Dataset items
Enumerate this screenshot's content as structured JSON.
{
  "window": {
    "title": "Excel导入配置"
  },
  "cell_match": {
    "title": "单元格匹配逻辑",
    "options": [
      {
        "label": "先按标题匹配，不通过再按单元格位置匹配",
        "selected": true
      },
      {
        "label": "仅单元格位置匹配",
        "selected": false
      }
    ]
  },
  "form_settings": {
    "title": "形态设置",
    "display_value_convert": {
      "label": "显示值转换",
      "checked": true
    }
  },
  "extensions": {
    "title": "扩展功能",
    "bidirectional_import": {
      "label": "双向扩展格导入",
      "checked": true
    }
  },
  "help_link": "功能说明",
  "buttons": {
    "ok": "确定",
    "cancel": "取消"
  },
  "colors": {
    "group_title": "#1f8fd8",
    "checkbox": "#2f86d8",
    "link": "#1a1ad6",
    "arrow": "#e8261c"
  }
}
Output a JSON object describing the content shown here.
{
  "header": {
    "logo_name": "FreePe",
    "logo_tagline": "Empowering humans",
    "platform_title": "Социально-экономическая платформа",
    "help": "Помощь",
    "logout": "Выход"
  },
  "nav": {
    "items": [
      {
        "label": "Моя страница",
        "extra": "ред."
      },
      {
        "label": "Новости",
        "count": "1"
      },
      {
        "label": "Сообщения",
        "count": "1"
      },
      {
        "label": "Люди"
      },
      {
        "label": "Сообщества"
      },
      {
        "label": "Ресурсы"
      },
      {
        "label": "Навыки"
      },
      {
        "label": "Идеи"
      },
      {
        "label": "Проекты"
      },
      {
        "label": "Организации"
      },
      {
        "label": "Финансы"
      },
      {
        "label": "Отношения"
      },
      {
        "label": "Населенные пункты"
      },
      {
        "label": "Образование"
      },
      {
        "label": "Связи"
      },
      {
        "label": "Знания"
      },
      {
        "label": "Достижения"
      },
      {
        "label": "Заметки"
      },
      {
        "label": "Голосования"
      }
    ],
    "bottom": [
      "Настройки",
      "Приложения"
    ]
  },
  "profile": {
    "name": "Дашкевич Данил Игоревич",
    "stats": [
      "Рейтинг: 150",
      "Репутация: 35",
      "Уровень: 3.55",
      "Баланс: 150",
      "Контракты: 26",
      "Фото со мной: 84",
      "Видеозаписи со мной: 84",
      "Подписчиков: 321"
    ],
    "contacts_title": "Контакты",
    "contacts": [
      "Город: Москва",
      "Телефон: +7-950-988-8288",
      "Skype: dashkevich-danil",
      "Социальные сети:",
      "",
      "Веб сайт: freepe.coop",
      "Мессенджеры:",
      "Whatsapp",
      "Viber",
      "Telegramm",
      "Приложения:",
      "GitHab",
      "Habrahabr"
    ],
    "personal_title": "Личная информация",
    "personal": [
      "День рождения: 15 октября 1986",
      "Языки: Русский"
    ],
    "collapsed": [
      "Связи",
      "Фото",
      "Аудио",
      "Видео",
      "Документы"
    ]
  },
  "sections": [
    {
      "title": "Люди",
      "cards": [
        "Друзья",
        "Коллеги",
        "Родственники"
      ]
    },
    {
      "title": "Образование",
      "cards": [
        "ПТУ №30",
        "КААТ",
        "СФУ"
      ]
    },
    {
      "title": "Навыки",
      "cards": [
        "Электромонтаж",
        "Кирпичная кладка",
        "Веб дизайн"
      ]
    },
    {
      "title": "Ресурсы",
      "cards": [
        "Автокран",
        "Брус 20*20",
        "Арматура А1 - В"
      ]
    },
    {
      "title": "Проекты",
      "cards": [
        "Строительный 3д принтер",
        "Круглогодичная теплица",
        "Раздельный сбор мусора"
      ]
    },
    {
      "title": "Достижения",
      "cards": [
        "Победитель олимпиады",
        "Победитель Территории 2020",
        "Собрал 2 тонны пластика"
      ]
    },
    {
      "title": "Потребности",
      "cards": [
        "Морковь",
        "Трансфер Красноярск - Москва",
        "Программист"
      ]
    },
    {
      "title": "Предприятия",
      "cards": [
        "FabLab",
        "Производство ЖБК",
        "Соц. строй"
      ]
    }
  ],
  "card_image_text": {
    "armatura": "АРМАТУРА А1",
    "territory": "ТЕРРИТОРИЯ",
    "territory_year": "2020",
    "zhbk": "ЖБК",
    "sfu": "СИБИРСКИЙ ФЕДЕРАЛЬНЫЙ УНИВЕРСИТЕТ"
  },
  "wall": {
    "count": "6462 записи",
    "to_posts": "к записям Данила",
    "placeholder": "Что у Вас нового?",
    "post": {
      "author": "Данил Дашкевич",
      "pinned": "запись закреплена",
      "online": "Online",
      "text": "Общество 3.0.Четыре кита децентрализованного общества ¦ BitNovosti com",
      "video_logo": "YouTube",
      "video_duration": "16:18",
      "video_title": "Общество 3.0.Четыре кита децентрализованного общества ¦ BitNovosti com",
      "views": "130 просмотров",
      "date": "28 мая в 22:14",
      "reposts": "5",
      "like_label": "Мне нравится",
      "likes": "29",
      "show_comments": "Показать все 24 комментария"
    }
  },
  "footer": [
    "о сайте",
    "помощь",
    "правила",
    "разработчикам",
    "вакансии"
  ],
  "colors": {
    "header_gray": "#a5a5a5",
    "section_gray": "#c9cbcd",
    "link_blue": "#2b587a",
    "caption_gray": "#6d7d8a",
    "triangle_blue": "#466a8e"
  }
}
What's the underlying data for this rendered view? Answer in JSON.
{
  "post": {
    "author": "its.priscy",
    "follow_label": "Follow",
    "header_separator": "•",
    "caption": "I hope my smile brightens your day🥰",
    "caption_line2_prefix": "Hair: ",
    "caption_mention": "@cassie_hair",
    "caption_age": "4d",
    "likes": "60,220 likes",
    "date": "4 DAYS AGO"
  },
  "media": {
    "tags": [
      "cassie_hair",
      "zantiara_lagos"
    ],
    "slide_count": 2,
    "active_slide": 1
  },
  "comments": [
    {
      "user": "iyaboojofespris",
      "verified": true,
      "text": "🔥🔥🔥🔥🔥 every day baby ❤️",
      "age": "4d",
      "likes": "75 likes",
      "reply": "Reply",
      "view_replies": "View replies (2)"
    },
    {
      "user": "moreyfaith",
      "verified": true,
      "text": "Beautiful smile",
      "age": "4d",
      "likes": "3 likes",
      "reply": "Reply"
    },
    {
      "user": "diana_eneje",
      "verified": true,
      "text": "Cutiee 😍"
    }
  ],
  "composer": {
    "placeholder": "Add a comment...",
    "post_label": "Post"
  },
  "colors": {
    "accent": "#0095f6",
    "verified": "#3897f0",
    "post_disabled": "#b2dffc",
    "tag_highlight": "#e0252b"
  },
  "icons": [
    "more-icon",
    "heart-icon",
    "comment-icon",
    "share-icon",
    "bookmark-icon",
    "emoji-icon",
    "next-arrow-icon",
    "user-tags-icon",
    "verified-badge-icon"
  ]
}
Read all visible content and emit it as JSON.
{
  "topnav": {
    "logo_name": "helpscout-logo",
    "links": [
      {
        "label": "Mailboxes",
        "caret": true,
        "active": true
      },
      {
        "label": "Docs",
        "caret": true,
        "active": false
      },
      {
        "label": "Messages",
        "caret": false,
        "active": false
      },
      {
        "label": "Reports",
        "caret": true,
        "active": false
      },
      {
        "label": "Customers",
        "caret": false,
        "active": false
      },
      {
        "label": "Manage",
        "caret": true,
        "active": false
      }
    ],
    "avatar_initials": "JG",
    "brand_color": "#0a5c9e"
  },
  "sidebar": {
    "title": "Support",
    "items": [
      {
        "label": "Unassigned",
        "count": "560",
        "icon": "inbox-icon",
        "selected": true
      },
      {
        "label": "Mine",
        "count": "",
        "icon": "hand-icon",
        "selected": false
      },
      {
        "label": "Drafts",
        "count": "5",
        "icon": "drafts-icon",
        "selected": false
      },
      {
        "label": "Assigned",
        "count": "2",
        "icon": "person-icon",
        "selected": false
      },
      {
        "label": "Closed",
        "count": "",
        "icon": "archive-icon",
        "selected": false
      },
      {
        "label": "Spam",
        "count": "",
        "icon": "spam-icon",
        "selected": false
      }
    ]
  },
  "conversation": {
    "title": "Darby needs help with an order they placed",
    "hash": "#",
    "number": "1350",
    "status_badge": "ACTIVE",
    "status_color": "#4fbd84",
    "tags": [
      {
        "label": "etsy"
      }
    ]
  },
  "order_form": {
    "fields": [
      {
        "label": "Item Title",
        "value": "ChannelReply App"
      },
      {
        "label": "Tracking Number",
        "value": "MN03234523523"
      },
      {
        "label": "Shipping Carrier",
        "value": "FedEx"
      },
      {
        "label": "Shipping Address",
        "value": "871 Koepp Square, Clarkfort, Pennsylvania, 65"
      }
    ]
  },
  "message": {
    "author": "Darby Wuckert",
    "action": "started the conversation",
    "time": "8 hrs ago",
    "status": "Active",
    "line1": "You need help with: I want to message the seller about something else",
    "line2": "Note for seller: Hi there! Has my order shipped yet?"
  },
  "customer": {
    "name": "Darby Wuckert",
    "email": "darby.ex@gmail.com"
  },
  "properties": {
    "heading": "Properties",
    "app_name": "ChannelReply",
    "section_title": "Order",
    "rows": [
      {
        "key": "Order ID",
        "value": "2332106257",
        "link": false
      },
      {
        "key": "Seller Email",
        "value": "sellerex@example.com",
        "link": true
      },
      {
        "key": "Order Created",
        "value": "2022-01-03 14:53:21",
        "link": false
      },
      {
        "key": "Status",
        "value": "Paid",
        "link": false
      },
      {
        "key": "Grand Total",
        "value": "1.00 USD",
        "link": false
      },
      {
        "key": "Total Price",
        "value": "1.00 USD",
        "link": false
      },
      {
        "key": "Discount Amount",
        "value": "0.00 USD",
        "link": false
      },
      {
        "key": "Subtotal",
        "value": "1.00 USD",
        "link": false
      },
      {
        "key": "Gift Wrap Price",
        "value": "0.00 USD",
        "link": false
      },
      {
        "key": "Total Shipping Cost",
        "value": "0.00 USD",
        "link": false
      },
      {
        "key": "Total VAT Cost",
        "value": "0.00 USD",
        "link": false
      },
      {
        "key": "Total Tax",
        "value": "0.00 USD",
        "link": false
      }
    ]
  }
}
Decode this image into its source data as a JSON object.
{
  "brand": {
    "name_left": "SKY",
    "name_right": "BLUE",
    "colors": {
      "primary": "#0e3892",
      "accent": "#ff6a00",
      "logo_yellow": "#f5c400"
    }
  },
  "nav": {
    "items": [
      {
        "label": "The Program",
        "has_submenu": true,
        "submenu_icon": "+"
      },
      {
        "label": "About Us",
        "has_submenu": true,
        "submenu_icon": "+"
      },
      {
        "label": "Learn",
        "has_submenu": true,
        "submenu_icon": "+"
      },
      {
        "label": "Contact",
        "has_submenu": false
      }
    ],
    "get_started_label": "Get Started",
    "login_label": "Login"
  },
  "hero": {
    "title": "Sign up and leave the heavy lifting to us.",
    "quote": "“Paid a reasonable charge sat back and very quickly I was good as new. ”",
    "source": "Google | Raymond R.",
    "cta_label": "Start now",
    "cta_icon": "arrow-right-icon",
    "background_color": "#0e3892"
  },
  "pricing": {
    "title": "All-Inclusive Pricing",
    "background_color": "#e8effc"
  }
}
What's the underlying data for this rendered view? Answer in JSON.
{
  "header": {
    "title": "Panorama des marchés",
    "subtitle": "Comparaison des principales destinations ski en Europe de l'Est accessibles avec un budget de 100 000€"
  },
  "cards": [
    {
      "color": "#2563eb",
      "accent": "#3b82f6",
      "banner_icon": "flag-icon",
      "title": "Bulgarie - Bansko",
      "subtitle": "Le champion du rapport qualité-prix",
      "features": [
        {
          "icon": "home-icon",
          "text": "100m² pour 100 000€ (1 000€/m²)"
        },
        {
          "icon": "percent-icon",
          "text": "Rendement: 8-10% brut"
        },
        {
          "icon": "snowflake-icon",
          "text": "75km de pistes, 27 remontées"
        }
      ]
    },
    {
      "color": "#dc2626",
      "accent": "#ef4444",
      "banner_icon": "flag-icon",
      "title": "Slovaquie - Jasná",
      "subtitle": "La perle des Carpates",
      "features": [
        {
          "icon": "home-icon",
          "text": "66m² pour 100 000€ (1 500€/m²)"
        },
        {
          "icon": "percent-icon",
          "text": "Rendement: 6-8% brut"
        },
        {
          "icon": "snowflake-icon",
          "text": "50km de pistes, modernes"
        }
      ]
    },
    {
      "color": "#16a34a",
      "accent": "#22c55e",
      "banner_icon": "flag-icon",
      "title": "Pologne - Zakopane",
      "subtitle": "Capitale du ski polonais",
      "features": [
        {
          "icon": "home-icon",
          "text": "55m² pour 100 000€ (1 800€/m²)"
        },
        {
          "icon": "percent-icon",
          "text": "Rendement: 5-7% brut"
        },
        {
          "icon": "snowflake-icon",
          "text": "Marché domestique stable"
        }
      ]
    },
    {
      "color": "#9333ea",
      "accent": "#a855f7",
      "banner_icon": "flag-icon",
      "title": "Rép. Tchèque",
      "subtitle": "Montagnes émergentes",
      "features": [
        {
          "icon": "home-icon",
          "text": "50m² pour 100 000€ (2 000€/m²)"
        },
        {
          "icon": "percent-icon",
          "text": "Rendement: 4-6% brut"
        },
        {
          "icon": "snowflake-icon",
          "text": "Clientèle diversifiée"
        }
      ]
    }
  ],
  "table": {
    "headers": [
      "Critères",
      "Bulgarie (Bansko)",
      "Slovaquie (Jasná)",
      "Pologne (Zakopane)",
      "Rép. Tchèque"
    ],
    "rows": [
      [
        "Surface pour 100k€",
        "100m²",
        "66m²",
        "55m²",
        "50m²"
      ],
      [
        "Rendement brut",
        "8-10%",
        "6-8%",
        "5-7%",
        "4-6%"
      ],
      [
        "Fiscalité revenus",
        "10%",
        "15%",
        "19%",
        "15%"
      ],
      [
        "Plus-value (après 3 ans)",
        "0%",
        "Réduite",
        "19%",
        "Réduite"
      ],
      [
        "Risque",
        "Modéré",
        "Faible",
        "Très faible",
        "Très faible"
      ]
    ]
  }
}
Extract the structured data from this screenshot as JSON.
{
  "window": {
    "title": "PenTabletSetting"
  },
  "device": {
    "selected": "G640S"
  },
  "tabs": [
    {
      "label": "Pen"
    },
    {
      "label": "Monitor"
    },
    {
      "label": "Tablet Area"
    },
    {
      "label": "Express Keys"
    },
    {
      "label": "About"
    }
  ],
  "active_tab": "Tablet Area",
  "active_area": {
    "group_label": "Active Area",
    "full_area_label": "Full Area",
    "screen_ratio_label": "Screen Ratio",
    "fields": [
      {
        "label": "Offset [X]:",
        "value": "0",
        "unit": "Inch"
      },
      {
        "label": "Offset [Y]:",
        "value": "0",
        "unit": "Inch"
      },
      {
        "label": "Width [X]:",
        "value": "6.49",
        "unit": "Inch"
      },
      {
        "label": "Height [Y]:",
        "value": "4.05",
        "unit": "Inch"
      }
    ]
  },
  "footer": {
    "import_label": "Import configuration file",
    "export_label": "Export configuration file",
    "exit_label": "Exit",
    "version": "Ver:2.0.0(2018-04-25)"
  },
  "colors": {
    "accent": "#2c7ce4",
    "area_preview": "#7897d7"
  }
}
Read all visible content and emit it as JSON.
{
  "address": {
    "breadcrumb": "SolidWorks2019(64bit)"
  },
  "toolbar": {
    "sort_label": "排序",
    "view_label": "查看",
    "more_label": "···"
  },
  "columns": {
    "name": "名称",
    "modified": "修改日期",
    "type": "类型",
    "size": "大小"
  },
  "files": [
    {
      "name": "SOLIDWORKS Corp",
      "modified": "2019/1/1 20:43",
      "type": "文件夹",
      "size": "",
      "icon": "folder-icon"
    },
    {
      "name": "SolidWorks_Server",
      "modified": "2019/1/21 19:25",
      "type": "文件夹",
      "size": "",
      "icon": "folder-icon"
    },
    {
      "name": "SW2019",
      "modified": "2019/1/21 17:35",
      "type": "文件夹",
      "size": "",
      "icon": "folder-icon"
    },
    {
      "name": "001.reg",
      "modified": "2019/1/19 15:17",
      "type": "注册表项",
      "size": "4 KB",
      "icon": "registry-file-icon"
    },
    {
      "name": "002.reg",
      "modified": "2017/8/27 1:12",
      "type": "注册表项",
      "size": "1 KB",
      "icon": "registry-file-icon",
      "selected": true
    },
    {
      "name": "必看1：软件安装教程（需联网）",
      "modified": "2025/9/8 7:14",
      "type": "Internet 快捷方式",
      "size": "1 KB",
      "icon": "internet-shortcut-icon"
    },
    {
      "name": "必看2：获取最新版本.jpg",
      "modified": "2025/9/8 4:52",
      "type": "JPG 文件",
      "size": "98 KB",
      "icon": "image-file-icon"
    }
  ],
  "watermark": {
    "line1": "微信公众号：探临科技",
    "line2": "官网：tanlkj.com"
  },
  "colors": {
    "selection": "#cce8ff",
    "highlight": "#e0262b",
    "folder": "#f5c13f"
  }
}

Problem description: Pick out every line of the listing containing the word "Победитель", and show those lines.

Answer to this problem:
        "Победитель олимпиады",
        "Победитель Территории 2020",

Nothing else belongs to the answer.